Each line containing the word "varietà" must be reported.

╭─ EXTRACTED INFORMATION

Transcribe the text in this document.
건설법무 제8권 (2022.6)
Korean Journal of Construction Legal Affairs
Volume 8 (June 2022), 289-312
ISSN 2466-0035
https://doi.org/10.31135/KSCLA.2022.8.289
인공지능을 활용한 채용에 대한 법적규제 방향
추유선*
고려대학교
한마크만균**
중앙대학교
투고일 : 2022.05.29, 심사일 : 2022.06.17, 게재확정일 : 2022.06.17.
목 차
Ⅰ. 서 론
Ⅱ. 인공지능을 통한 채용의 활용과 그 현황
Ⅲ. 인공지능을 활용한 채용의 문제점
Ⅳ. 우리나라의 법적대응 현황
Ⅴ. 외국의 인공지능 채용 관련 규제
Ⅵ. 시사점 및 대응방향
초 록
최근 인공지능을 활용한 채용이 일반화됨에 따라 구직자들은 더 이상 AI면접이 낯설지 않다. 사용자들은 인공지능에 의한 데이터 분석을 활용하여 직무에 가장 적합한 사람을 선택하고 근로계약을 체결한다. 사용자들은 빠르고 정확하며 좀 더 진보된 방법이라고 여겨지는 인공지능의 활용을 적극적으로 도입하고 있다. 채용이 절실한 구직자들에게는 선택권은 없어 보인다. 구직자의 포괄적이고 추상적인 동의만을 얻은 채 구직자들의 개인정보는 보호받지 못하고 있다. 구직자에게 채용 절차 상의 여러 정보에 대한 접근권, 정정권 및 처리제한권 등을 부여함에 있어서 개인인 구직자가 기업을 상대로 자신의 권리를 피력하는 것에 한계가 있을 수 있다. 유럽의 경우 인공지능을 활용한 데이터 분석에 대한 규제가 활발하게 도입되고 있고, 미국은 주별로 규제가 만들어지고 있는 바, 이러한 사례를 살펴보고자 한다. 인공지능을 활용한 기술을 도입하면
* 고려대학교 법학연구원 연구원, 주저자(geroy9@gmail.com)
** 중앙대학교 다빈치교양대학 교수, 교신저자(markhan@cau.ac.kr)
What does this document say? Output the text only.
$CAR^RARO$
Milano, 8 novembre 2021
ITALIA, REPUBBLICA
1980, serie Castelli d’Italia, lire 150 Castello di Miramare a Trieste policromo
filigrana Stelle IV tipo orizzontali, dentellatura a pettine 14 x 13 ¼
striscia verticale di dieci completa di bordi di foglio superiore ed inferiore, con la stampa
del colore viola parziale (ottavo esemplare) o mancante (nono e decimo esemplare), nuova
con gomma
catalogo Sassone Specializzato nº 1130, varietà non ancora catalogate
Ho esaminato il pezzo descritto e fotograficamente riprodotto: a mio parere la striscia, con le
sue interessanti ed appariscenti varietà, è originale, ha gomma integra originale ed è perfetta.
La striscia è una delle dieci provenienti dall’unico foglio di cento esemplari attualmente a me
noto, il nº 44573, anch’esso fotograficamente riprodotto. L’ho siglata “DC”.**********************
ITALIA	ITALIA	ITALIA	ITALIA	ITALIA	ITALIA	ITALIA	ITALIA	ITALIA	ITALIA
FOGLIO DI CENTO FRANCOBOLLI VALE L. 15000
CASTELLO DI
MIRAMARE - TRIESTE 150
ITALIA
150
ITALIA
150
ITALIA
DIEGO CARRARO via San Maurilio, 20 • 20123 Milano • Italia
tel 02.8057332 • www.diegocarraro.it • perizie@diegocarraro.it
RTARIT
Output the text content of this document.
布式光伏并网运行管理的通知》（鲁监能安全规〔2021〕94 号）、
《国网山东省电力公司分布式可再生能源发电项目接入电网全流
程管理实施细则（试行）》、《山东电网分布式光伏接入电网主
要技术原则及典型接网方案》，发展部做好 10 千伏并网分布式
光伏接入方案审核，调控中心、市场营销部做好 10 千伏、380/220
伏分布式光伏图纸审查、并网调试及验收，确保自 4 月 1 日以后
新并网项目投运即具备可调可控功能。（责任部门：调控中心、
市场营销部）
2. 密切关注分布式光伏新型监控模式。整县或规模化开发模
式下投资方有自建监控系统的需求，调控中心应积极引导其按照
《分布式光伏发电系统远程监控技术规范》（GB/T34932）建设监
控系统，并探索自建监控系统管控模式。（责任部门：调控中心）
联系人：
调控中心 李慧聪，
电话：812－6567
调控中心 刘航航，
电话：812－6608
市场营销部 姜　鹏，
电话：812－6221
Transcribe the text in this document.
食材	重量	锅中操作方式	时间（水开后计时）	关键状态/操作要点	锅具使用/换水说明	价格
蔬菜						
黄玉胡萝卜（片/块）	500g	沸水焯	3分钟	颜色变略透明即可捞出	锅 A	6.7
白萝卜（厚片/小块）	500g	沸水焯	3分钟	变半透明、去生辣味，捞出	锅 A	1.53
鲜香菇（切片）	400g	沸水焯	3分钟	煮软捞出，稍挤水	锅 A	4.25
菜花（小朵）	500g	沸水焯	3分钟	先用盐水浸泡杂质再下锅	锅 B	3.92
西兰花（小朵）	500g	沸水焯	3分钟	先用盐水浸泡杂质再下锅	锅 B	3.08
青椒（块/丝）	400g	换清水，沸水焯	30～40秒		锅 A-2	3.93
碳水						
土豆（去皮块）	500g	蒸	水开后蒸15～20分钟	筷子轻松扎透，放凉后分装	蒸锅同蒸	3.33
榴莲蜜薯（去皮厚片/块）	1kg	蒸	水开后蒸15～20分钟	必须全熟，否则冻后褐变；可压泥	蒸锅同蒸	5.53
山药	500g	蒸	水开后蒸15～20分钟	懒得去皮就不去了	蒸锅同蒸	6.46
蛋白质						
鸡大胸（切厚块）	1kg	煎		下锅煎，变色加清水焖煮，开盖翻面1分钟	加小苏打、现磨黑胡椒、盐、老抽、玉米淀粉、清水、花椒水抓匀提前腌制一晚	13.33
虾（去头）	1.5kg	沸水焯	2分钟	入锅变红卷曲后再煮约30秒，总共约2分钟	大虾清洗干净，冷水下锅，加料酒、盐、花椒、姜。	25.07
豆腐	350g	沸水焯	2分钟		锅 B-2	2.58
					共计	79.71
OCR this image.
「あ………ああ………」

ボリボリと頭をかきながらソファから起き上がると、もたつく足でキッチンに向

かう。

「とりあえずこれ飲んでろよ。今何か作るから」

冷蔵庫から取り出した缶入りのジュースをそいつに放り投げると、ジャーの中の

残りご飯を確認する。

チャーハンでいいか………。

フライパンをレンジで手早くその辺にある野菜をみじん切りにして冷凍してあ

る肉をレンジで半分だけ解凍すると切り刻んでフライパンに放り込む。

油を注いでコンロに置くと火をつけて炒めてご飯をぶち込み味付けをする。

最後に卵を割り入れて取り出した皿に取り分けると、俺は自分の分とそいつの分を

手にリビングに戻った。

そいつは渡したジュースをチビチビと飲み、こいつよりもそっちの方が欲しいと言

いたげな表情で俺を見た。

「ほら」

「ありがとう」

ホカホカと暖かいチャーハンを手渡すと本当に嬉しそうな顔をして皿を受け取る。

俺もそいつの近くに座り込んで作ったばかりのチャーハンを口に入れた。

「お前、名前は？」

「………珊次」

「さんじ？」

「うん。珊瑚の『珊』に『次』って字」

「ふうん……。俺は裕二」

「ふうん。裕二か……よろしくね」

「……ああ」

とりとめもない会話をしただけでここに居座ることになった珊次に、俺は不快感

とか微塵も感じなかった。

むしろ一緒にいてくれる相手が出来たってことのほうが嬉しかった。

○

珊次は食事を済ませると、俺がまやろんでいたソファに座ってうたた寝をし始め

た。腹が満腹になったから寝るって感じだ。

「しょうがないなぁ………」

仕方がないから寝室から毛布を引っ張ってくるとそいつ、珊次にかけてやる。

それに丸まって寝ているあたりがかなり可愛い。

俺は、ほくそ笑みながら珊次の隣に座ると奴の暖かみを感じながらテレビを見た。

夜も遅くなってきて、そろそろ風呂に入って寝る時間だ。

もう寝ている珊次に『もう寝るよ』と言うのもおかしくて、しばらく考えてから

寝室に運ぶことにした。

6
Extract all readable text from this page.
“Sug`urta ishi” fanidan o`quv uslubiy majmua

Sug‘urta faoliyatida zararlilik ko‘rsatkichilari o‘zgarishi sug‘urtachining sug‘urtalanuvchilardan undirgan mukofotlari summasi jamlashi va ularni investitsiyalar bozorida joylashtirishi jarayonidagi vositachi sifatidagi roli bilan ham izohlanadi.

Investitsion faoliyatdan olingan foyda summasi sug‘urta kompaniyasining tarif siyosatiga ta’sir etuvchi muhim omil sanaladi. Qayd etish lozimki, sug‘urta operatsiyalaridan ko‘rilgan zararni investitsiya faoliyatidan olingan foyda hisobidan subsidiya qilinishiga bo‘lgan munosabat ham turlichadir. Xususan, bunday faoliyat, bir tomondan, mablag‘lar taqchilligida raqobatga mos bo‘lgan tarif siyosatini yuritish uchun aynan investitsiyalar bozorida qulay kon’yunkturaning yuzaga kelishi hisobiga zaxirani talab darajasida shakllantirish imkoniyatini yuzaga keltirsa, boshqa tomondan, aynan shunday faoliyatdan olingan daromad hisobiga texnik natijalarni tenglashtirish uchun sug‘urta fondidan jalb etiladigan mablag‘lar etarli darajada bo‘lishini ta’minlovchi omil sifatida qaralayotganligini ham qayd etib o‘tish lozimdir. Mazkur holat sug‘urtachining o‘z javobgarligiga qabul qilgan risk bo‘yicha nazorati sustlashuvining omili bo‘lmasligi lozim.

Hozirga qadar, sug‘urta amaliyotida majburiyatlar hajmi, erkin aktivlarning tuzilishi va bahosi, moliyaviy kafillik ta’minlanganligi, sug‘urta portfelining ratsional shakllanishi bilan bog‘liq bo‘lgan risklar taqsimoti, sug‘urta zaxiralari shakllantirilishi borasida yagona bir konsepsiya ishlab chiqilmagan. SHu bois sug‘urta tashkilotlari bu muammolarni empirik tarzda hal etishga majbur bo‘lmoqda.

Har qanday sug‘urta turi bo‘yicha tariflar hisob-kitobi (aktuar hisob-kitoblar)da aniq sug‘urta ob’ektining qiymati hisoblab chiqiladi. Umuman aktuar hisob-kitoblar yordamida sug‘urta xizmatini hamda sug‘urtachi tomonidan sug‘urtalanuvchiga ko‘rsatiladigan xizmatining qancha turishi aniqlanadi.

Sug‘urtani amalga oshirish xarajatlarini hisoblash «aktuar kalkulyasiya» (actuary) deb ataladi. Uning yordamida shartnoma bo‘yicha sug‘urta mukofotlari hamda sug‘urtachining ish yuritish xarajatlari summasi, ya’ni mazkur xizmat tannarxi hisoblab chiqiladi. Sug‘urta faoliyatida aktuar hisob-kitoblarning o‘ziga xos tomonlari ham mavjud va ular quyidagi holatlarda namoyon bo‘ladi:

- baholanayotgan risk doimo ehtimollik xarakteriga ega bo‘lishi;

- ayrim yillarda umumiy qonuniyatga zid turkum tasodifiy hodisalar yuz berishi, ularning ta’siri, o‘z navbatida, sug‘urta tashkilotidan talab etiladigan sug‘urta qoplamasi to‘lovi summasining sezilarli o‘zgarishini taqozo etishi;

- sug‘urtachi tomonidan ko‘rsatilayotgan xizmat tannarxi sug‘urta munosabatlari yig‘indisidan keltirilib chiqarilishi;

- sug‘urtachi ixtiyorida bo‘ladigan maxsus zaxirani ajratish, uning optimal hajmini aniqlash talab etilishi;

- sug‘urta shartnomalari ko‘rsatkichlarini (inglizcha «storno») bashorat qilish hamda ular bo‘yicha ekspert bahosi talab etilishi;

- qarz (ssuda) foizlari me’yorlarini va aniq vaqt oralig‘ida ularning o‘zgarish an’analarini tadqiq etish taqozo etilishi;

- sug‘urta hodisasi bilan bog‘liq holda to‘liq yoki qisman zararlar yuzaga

╰─

» **ANSWER IN FULL**
catalogo Sassone Specializzato nº 1130, varietà non ancora catalogate
sue interessanti ed appariscenti varietà, è originale, ha gomma integra originale ed è perfetta.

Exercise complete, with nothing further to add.